%%

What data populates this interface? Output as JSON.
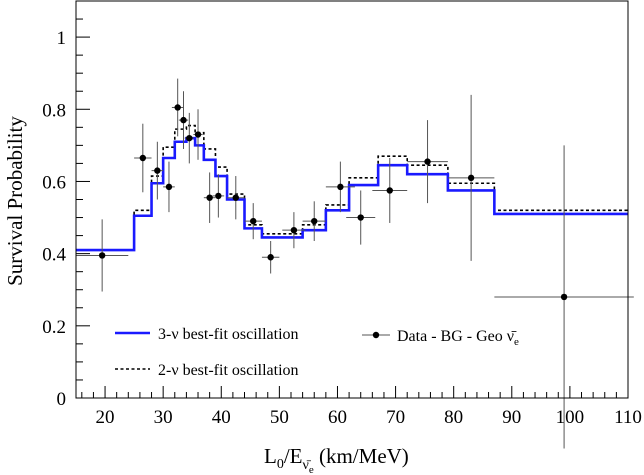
{
  "chart_data": {
    "type": "line",
    "xlabel": "L0/Eν̄e (km/MeV)",
    "xlabel_parts": {
      "main": "L",
      "sub0": "0",
      "slash": "/E",
      "sub1": "ν̄",
      "sub2": "e",
      "unit": " (km/MeV)"
    },
    "ylabel": "Survival Probability",
    "xlim": [
      15,
      110
    ],
    "ylim": [
      0,
      1.1
    ],
    "xticks": [
      20,
      30,
      40,
      50,
      60,
      70,
      80,
      90,
      100,
      110
    ],
    "yticks": [
      0,
      0.2,
      0.4,
      0.6,
      0.8,
      1
    ],
    "grid": false,
    "legend_position": "bottom-left",
    "series": [
      {
        "name": "3-ν best-fit oscillation",
        "kind": "step",
        "color": "#1a1aff",
        "style": "solid",
        "steps": [
          {
            "x0": 15,
            "x1": 25,
            "y": 0.41
          },
          {
            "x0": 25,
            "x1": 28,
            "y": 0.505
          },
          {
            "x0": 28,
            "x1": 30,
            "y": 0.595
          },
          {
            "x0": 30,
            "x1": 32,
            "y": 0.665
          },
          {
            "x0": 32,
            "x1": 34,
            "y": 0.71
          },
          {
            "x0": 34,
            "x1": 35.5,
            "y": 0.72
          },
          {
            "x0": 35.5,
            "x1": 37,
            "y": 0.7
          },
          {
            "x0": 37,
            "x1": 39,
            "y": 0.66
          },
          {
            "x0": 39,
            "x1": 41,
            "y": 0.615
          },
          {
            "x0": 41,
            "x1": 44,
            "y": 0.55
          },
          {
            "x0": 44,
            "x1": 47,
            "y": 0.47
          },
          {
            "x0": 47,
            "x1": 54,
            "y": 0.445
          },
          {
            "x0": 54,
            "x1": 58,
            "y": 0.465
          },
          {
            "x0": 58,
            "x1": 62,
            "y": 0.52
          },
          {
            "x0": 62,
            "x1": 67,
            "y": 0.59
          },
          {
            "x0": 67,
            "x1": 72,
            "y": 0.645
          },
          {
            "x0": 72,
            "x1": 79,
            "y": 0.62
          },
          {
            "x0": 79,
            "x1": 87,
            "y": 0.575
          },
          {
            "x0": 87,
            "x1": 110,
            "y": 0.51
          }
        ]
      },
      {
        "name": "2-ν best-fit oscillation",
        "kind": "step",
        "color": "#000000",
        "style": "dotted",
        "steps": [
          {
            "x0": 15,
            "x1": 25,
            "y": 0.41
          },
          {
            "x0": 25,
            "x1": 28,
            "y": 0.52
          },
          {
            "x0": 28,
            "x1": 30,
            "y": 0.615
          },
          {
            "x0": 30,
            "x1": 32,
            "y": 0.695
          },
          {
            "x0": 32,
            "x1": 34,
            "y": 0.745
          },
          {
            "x0": 34,
            "x1": 35.5,
            "y": 0.755
          },
          {
            "x0": 35.5,
            "x1": 37,
            "y": 0.735
          },
          {
            "x0": 37,
            "x1": 39,
            "y": 0.69
          },
          {
            "x0": 39,
            "x1": 41,
            "y": 0.64
          },
          {
            "x0": 41,
            "x1": 44,
            "y": 0.565
          },
          {
            "x0": 44,
            "x1": 47,
            "y": 0.48
          },
          {
            "x0": 47,
            "x1": 54,
            "y": 0.455
          },
          {
            "x0": 54,
            "x1": 58,
            "y": 0.48
          },
          {
            "x0": 58,
            "x1": 62,
            "y": 0.535
          },
          {
            "x0": 62,
            "x1": 67,
            "y": 0.61
          },
          {
            "x0": 67,
            "x1": 72,
            "y": 0.67
          },
          {
            "x0": 72,
            "x1": 79,
            "y": 0.645
          },
          {
            "x0": 79,
            "x1": 87,
            "y": 0.595
          },
          {
            "x0": 87,
            "x1": 110,
            "y": 0.52
          }
        ]
      },
      {
        "name": "Data - BG - Geo ν̄e",
        "name_parts": {
          "main": "Data - BG - Geo ",
          "nu": "ν̄",
          "sub": "e"
        },
        "kind": "points",
        "color": "#000000",
        "points": [
          {
            "x": 19.5,
            "y": 0.395,
            "xerr": 4.5,
            "yerr": 0.1
          },
          {
            "x": 26.5,
            "y": 0.665,
            "xerr": 1.5,
            "yerr": 0.095
          },
          {
            "x": 29.0,
            "y": 0.63,
            "xerr": 1.0,
            "yerr": 0.08
          },
          {
            "x": 31.0,
            "y": 0.585,
            "xerr": 1.0,
            "yerr": 0.07
          },
          {
            "x": 32.5,
            "y": 0.805,
            "xerr": 1.0,
            "yerr": 0.08
          },
          {
            "x": 33.5,
            "y": 0.77,
            "xerr": 0.8,
            "yerr": 0.08
          },
          {
            "x": 34.5,
            "y": 0.72,
            "xerr": 0.8,
            "yerr": 0.07
          },
          {
            "x": 36.0,
            "y": 0.73,
            "xerr": 0.8,
            "yerr": 0.07
          },
          {
            "x": 38.0,
            "y": 0.555,
            "xerr": 1.0,
            "yerr": 0.07
          },
          {
            "x": 39.5,
            "y": 0.56,
            "xerr": 1.0,
            "yerr": 0.06
          },
          {
            "x": 42.5,
            "y": 0.555,
            "xerr": 1.5,
            "yerr": 0.06
          },
          {
            "x": 45.5,
            "y": 0.49,
            "xerr": 1.5,
            "yerr": 0.05
          },
          {
            "x": 48.5,
            "y": 0.39,
            "xerr": 1.5,
            "yerr": 0.045
          },
          {
            "x": 52.5,
            "y": 0.465,
            "xerr": 2.0,
            "yerr": 0.05
          },
          {
            "x": 56.0,
            "y": 0.49,
            "xerr": 2.0,
            "yerr": 0.055
          },
          {
            "x": 60.5,
            "y": 0.585,
            "xerr": 2.5,
            "yerr": 0.07
          },
          {
            "x": 64.0,
            "y": 0.5,
            "xerr": 2.5,
            "yerr": 0.075
          },
          {
            "x": 69.0,
            "y": 0.575,
            "xerr": 3.0,
            "yerr": 0.09
          },
          {
            "x": 75.5,
            "y": 0.655,
            "xerr": 3.5,
            "yerr": 0.115
          },
          {
            "x": 83.0,
            "y": 0.61,
            "xerr": 4.0,
            "yerr": 0.23
          },
          {
            "x": 99.0,
            "y": 0.28,
            "xerr": 12.0,
            "yerr": 0.42
          }
        ]
      }
    ]
  }
}
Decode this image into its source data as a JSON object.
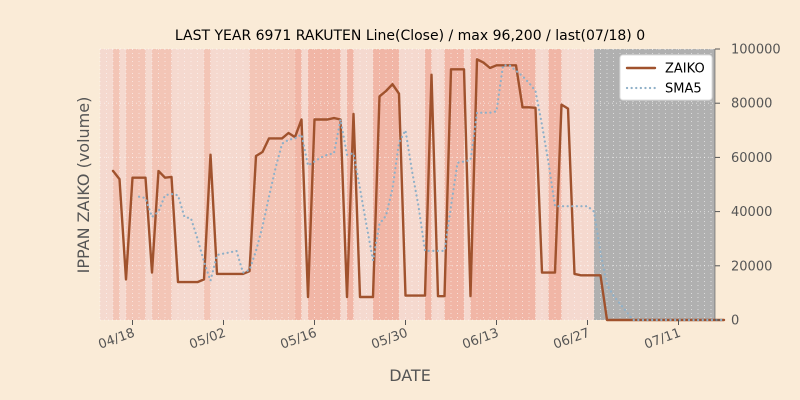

%%

**Problem statement**
Gather each line from the listing above that holds "oscillation".

**Exercise result**
        "name": "3-ν best-fit oscillation",
        "name": "2-ν best-fit oscillation",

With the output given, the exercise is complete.